Given instruction: Begin at the line that holds "OCR this image." and copy each line exactly until the data below ends, including that last line but no pictures.

━━━━━ Material provided

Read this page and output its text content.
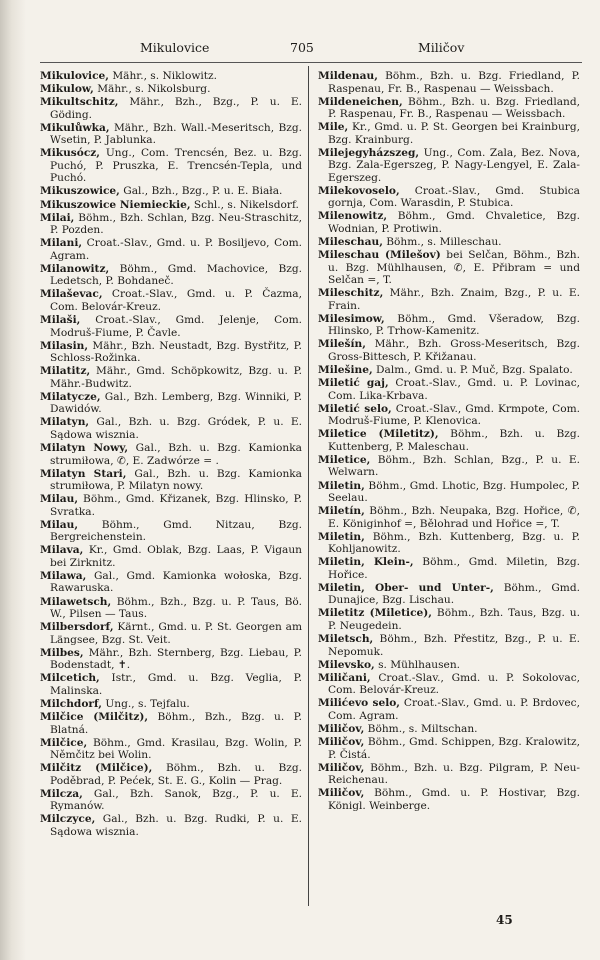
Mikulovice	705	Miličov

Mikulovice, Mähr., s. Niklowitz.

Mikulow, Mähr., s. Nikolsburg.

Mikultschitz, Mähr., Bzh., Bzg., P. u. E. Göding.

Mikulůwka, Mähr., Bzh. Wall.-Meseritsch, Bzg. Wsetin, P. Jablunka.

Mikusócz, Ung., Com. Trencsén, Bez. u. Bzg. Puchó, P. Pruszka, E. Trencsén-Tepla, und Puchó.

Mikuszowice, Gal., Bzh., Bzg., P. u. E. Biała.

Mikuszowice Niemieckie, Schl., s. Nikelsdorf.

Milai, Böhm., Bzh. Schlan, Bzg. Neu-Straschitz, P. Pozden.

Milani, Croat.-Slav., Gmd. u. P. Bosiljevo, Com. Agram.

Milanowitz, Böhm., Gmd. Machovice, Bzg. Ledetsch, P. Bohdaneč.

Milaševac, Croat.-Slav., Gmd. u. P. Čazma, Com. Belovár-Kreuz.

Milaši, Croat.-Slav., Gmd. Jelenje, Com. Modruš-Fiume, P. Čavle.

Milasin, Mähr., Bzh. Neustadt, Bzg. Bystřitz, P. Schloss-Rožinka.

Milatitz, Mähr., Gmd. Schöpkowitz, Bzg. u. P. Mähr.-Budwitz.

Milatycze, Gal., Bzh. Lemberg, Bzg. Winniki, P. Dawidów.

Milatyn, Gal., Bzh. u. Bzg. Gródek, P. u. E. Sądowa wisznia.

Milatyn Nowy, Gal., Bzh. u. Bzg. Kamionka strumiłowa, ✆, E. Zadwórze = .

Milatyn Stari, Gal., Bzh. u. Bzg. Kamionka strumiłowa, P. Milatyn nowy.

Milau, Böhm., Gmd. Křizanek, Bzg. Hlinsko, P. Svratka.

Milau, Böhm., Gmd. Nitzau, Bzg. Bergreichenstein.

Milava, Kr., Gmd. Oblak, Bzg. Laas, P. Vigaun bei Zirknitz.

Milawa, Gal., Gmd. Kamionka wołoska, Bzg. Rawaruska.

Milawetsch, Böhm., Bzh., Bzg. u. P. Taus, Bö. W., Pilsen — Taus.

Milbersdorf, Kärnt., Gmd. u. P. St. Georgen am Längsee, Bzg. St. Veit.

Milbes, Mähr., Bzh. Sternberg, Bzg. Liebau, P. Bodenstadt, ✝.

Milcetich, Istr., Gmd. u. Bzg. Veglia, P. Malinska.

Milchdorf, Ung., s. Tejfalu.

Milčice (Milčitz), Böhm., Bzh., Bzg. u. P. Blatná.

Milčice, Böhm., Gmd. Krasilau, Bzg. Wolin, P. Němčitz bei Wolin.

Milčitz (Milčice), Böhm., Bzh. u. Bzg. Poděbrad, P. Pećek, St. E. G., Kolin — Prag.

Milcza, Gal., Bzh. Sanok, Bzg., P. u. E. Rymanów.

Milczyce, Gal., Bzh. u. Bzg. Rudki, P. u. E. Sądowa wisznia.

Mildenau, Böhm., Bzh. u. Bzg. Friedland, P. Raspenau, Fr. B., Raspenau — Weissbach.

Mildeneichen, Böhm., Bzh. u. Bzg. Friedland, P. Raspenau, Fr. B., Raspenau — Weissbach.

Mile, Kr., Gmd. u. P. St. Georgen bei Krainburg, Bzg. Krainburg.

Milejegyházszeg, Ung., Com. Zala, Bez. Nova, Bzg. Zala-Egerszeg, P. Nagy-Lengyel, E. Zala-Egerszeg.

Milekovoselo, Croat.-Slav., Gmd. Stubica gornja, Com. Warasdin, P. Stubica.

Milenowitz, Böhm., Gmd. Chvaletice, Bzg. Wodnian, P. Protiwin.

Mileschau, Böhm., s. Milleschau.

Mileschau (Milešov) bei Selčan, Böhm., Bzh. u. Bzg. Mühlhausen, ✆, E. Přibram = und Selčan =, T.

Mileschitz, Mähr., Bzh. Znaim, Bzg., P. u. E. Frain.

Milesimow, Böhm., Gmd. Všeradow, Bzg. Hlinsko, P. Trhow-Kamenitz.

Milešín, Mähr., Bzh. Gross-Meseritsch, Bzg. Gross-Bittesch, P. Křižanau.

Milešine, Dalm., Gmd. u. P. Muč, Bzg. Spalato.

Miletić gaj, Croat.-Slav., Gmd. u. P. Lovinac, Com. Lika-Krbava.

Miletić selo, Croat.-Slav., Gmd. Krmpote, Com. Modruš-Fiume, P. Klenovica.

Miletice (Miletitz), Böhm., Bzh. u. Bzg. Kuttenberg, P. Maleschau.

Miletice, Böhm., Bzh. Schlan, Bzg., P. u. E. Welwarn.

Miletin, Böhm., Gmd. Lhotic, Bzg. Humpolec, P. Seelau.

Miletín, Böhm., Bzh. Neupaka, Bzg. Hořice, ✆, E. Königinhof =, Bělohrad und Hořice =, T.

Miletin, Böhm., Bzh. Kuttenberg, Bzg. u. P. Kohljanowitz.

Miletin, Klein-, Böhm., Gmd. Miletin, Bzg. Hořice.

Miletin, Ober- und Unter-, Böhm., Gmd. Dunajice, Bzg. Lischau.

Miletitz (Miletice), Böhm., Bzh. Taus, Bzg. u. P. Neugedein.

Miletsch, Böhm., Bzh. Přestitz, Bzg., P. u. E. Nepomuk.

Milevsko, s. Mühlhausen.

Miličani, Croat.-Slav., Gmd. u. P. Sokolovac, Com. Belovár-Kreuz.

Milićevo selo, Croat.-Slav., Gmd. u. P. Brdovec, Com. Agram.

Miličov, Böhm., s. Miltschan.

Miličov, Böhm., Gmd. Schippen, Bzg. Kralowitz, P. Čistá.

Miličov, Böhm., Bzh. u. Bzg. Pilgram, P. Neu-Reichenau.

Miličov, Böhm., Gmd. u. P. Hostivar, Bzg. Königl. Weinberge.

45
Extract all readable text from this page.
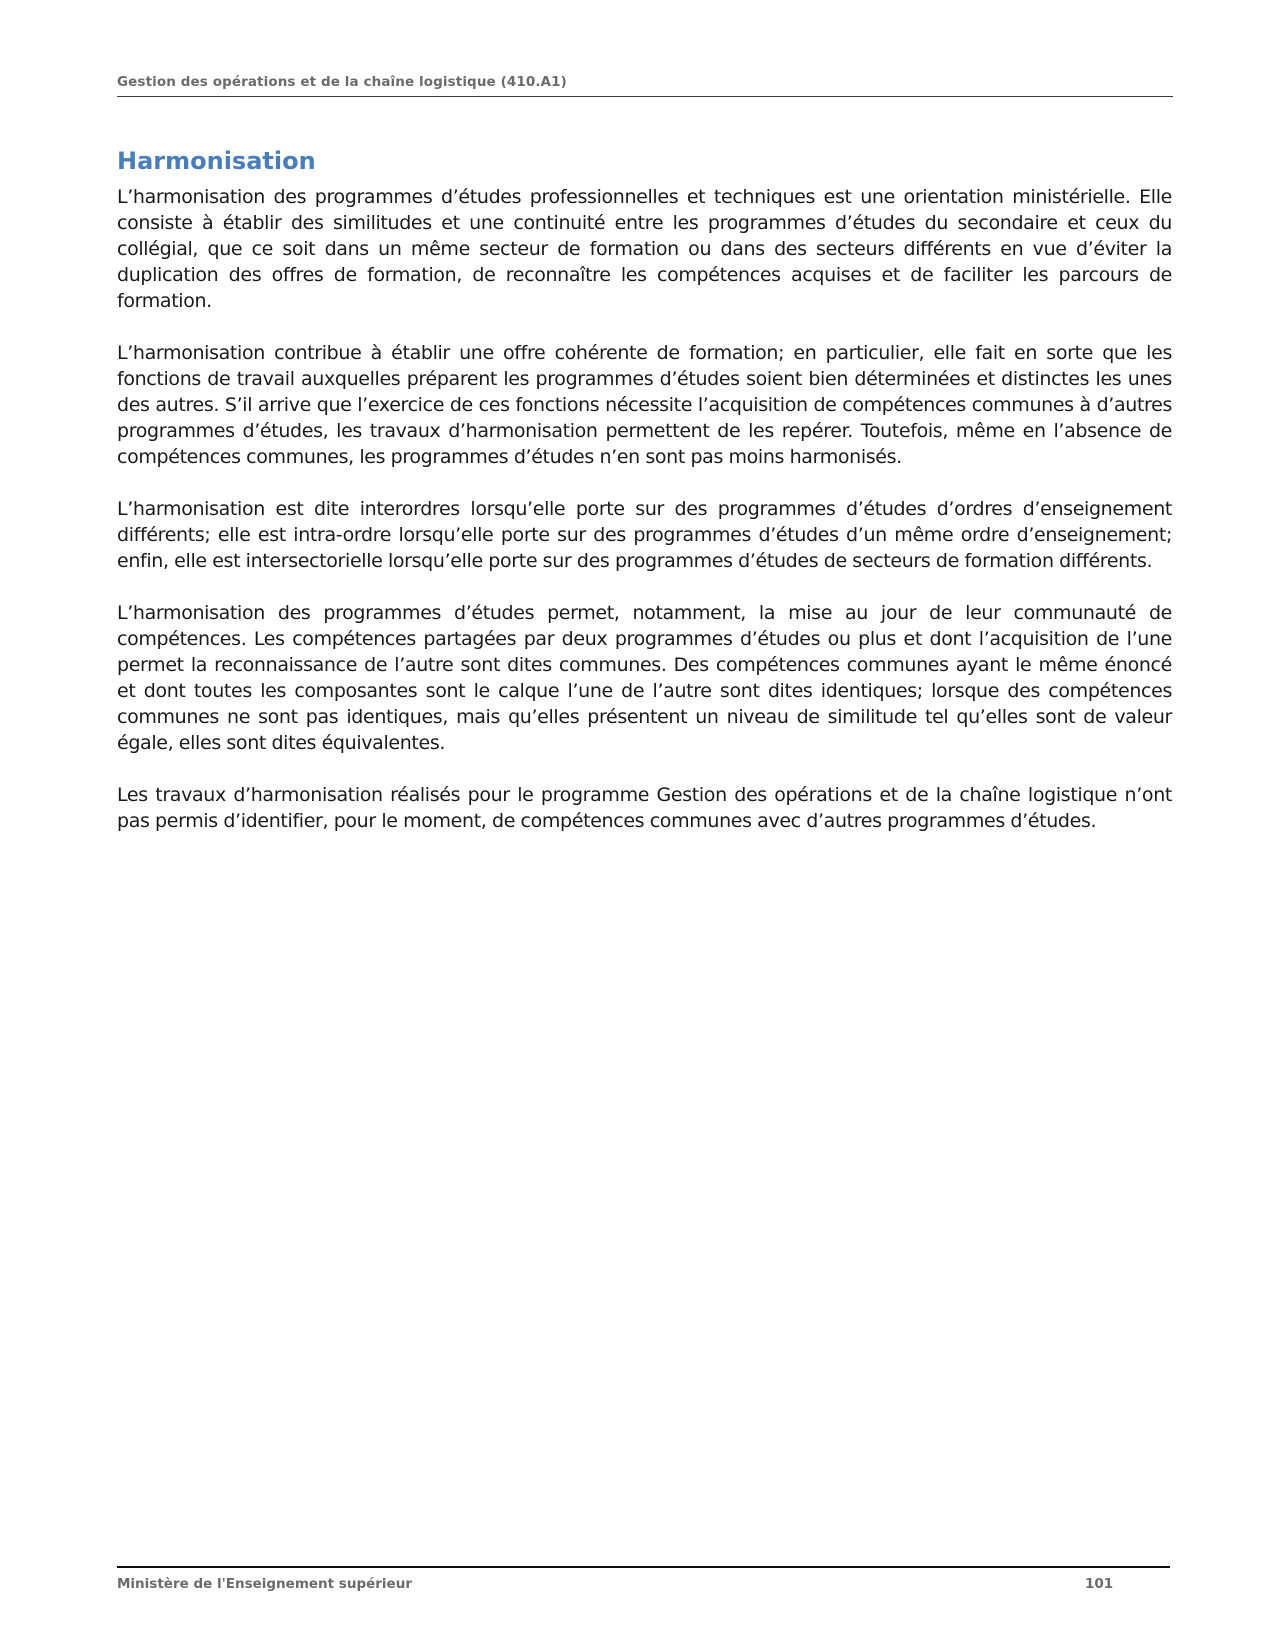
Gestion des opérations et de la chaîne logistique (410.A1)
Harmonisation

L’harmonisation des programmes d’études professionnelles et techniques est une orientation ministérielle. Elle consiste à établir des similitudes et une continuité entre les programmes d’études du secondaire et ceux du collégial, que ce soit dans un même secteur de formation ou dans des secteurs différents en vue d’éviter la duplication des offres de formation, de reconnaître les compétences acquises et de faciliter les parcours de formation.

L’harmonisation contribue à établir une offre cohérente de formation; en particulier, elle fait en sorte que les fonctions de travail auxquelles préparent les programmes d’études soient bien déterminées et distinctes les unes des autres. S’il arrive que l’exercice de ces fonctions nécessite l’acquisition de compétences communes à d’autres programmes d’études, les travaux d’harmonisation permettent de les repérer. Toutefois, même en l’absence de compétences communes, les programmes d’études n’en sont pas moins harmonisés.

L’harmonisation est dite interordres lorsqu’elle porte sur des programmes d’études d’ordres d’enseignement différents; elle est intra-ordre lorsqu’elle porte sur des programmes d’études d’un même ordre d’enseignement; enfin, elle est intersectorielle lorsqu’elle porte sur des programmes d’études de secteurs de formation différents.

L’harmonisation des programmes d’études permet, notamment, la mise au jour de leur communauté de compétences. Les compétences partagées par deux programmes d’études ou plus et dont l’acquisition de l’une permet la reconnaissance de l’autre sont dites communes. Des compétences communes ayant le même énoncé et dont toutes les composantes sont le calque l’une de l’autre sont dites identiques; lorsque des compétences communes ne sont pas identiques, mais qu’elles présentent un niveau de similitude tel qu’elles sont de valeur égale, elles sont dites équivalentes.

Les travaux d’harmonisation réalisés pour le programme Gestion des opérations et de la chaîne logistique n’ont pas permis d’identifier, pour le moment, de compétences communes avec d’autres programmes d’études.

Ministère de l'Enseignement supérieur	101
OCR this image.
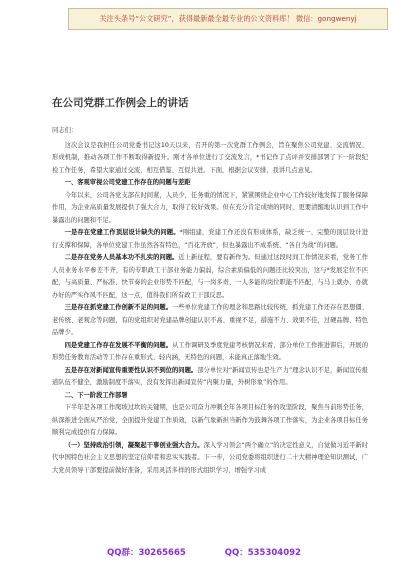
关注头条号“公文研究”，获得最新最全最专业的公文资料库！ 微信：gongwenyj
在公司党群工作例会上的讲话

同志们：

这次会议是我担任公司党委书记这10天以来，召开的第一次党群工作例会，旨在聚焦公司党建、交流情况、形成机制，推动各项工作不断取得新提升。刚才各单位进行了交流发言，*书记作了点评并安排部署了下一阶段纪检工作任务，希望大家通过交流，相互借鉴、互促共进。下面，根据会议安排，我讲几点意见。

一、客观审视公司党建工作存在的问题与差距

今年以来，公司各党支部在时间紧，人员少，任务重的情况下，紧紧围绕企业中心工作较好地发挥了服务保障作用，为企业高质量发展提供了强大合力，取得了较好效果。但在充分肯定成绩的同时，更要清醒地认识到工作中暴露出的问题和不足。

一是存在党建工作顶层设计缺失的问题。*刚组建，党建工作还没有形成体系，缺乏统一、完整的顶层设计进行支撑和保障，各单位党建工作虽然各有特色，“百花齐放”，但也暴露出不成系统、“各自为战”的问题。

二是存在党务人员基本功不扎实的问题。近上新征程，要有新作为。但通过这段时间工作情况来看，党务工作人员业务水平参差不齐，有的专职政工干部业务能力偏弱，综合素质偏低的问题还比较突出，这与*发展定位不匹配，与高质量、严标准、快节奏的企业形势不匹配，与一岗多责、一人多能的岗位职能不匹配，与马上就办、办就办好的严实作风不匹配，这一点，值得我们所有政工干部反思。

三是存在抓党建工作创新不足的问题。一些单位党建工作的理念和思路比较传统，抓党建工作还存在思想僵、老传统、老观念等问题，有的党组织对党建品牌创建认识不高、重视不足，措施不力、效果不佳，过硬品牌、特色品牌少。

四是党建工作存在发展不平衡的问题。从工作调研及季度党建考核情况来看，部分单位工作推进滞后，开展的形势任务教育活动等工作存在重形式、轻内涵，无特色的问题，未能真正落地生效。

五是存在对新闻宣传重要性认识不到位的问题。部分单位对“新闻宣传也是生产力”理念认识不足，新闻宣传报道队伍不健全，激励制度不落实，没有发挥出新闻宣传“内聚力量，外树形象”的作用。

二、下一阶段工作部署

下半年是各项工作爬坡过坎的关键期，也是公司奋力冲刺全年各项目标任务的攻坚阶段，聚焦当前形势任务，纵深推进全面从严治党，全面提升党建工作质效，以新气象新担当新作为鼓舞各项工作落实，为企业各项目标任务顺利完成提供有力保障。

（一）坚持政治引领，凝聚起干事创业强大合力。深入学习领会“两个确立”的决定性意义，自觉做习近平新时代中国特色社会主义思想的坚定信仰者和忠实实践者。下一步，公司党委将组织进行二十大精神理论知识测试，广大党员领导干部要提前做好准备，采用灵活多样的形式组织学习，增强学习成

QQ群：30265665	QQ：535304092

━━━━━━━━━━

Result of this task:
OCR this image.
关注头条号“公文研究”，获得最新最全最专业的公文资料库！ 微信：gongwenyj
在公司党群工作例会上的讲话

同志们：

这次会议是我担任公司党委书记这10天以来，召开的第一次党群工作例会，旨在聚焦公司党建、交流情况、形成机制，推动各项工作不断取得新提升。刚才各单位进行了交流发言，*书记作了点评并安排部署了下一阶段纪检工作任务，希望大家通过交流，相互借鉴、互促共进。下面，根据会议安排，我讲几点意见。

一、客观审视公司党建工作存在的问题与差距

今年以来，公司各党支部在时间紧，人员少，任务重的情况下，紧紧围绕企业中心工作较好地发挥了服务保障作用，为企业高质量发展提供了强大合力，取得了较好效果。但在充分肯定成绩的同时，更要清醒地认识到工作中暴露出的问题和不足。

一是存在党建工作顶层设计缺失的问题。*刚组建，党建工作还没有形成体系，缺乏统一、完整的顶层设计进行支撑和保障，各单位党建工作虽然各有特色，“百花齐放”，但也暴露出不成系统、“各自为战”的问题。

二是存在党务人员基本功不扎实的问题。近上新征程，要有新作为。但通过这段时间工作情况来看，党务工作人员业务水平参差不齐，有的专职政工干部业务能力偏弱，综合素质偏低的问题还比较突出，这与*发展定位不匹配，与高质量、严标准、快节奏的企业形势不匹配，与一岗多责、一人多能的岗位职能不匹配，与马上就办、办就办好的严实作风不匹配，这一点，值得我们所有政工干部反思。

三是存在抓党建工作创新不足的问题。一些单位党建工作的理念和思路比较传统，抓党建工作还存在思想僵、老传统、老观念等问题，有的党组织对党建品牌创建认识不高、重视不足，措施不力、效果不佳，过硬品牌、特色品牌少。

四是党建工作存在发展不平衡的问题。从工作调研及季度党建考核情况来看，部分单位工作推进滞后，开展的形势任务教育活动等工作存在重形式、轻内涵，无特色的问题，未能真正落地生效。

五是存在对新闻宣传重要性认识不到位的问题。部分单位对“新闻宣传也是生产力”理念认识不足，新闻宣传报道队伍不健全，激励制度不落实，没有发挥出新闻宣传“内聚力量，外树形象”的作用。

二、下一阶段工作部署

下半年是各项工作爬坡过坎的关键期，也是公司奋力冲刺全年各项目标任务的攻坚阶段，聚焦当前形势任务，纵深推进全面从严治党，全面提升党建工作质效，以新气象新担当新作为鼓舞各项工作落实，为企业各项目标任务顺利完成提供有力保障。

（一）坚持政治引领，凝聚起干事创业强大合力。深入学习领会“两个确立”的决定性意义，自觉做习近平新时代中国特色社会主义思想的坚定信仰者和忠实实践者。下一步，公司党委将组织进行二十大精神理论知识测试，广大党员领导干部要提前做好准备，采用灵活多样的形式组织学习，增强学习成

QQ群：30265665	QQ：535304092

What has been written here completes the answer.